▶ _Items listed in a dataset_
━━━
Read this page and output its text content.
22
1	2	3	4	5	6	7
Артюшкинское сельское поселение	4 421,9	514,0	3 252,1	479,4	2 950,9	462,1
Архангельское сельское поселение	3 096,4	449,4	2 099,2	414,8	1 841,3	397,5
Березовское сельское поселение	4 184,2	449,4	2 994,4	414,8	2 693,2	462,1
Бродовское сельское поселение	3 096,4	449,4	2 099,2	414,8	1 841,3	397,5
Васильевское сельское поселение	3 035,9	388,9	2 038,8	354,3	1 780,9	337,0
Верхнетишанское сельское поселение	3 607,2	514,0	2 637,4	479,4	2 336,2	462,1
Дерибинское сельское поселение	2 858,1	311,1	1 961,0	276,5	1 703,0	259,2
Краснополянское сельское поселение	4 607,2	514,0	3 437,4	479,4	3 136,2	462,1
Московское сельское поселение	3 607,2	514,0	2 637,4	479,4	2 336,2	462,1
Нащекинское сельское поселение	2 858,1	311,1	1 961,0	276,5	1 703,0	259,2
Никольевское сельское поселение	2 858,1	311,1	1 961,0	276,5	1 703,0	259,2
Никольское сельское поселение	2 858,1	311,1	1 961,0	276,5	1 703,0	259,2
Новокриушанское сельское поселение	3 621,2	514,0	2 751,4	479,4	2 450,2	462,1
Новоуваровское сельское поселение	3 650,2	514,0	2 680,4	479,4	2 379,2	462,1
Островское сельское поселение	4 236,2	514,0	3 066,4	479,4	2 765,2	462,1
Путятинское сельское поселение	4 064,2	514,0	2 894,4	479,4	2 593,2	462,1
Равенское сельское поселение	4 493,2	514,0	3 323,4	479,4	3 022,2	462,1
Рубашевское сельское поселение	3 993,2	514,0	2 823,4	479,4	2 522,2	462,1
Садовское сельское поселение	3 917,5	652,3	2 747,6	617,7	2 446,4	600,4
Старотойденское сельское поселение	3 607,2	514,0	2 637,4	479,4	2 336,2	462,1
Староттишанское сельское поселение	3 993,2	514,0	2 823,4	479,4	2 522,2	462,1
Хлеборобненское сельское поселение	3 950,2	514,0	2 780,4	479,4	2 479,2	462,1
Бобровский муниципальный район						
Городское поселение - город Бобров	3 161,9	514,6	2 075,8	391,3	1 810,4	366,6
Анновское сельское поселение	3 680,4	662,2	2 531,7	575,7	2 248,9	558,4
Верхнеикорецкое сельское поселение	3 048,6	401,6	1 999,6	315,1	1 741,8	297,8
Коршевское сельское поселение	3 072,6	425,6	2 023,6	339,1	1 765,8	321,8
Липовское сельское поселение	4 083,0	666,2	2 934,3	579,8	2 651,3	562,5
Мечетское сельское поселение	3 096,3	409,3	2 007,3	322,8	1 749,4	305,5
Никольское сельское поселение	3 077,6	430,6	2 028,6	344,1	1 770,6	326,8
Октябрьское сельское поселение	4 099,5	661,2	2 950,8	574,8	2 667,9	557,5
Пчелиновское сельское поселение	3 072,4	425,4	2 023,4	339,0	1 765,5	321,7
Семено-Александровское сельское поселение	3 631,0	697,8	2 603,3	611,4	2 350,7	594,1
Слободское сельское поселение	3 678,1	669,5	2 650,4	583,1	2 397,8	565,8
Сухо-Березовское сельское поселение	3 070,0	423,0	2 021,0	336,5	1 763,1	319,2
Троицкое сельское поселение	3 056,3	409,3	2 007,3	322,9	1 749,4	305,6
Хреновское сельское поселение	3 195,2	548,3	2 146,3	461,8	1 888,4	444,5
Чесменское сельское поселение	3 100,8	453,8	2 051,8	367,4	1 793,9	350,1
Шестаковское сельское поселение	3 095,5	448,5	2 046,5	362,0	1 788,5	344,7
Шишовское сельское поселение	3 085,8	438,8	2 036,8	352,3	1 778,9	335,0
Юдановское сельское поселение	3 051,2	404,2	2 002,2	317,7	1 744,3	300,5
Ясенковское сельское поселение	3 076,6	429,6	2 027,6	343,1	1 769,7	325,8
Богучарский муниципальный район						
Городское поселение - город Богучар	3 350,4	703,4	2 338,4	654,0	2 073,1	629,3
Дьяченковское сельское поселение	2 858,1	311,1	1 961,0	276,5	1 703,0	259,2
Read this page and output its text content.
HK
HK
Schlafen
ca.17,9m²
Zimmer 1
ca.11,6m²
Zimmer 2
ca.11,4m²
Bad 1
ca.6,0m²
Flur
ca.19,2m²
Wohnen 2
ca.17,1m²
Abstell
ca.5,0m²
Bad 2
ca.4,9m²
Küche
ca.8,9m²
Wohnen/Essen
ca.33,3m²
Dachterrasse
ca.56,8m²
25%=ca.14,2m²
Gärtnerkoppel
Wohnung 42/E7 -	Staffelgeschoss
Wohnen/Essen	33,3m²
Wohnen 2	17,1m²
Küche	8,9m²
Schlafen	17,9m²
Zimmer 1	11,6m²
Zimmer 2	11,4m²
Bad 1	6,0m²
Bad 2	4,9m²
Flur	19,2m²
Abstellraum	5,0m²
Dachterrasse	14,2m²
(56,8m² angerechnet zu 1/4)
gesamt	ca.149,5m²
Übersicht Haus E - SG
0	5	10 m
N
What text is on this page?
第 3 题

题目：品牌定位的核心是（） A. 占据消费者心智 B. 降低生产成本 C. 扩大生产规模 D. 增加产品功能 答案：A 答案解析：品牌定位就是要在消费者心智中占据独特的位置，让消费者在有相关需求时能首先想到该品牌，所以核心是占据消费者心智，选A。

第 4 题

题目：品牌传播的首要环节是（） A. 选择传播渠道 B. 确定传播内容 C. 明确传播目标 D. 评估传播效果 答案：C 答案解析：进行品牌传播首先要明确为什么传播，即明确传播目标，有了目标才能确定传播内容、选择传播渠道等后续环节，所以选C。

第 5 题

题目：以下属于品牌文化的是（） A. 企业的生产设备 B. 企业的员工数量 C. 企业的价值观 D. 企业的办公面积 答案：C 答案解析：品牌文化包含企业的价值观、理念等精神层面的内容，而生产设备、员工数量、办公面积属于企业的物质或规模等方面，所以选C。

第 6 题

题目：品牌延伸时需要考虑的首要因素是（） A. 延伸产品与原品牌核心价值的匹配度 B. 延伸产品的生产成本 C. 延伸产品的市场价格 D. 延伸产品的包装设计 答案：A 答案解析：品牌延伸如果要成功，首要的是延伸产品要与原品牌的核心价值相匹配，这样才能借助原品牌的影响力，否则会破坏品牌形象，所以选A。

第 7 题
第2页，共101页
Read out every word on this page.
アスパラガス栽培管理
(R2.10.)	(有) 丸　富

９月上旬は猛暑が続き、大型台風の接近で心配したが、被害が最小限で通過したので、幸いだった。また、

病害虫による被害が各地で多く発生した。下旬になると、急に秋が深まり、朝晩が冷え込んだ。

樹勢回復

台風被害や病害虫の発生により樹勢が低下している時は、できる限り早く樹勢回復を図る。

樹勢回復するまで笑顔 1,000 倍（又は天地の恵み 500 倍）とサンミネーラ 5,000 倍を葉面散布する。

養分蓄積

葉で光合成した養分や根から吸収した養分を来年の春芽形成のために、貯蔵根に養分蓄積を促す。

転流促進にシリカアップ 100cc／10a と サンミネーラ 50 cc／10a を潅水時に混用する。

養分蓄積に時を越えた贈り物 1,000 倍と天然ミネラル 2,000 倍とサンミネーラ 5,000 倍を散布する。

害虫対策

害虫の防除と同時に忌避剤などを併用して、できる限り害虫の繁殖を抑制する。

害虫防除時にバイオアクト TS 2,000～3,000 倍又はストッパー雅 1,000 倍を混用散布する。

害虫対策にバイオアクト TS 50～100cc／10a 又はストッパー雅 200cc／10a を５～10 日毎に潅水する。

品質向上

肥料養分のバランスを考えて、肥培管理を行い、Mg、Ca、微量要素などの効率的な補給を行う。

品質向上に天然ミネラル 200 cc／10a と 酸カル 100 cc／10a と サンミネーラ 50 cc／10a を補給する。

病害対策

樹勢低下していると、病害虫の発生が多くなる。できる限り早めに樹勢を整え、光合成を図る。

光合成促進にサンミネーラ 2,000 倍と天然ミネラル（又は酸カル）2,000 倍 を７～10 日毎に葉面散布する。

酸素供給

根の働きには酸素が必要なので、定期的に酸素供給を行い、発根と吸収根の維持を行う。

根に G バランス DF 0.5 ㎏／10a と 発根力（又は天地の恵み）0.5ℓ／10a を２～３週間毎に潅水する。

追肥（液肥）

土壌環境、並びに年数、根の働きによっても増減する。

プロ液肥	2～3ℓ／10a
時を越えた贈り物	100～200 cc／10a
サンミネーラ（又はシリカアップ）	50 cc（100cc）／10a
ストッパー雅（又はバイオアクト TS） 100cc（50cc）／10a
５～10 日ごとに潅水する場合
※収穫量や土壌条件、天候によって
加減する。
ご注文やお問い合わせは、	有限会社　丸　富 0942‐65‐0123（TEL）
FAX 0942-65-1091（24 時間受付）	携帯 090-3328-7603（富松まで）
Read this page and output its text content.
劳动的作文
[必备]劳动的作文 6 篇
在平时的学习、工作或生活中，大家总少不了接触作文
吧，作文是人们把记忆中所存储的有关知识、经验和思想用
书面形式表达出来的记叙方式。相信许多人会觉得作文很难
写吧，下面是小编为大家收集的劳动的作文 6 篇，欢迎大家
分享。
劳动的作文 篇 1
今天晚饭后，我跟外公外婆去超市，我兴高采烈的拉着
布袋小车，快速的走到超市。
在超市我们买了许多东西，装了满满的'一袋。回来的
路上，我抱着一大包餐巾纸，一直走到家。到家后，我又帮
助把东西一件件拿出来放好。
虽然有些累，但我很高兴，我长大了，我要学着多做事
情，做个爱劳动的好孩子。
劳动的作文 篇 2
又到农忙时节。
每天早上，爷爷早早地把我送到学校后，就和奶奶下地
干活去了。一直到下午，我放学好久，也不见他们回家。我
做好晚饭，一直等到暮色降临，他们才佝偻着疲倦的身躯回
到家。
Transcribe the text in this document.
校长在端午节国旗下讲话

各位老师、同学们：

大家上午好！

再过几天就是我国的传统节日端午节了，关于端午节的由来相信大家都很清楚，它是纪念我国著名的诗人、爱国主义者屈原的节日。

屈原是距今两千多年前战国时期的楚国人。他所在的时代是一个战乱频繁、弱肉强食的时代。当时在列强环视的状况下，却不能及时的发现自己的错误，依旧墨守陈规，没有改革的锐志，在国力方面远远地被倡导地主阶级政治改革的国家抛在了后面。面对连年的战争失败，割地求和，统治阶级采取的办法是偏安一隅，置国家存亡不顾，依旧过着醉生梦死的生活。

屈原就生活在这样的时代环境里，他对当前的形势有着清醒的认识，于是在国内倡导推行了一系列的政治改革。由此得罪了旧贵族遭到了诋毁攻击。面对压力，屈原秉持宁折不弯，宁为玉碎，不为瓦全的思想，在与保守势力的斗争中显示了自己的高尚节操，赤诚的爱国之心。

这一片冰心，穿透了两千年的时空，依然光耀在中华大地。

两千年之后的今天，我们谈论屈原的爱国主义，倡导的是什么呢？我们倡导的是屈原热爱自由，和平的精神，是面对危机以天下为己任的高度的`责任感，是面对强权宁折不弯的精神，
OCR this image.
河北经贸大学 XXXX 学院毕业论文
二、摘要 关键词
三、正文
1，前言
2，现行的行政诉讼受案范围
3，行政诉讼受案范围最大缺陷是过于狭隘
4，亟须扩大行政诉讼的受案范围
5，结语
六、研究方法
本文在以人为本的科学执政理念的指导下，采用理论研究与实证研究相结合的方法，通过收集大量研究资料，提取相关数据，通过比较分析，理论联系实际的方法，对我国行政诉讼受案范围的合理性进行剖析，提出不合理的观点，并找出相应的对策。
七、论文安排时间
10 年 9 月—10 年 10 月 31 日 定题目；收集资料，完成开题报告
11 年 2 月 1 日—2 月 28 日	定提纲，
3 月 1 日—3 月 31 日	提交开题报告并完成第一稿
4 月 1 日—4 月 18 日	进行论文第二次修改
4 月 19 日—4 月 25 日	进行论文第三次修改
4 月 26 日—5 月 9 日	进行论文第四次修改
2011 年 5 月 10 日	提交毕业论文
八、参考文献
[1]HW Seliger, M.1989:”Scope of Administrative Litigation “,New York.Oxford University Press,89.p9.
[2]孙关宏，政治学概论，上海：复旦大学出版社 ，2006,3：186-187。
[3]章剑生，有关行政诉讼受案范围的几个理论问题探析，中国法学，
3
━━━
▶ _Problem requirements_
Tell how many lines in the material contain the word "又は天地の恵み". Only the number is wanted.

▶ _Exercise output_
2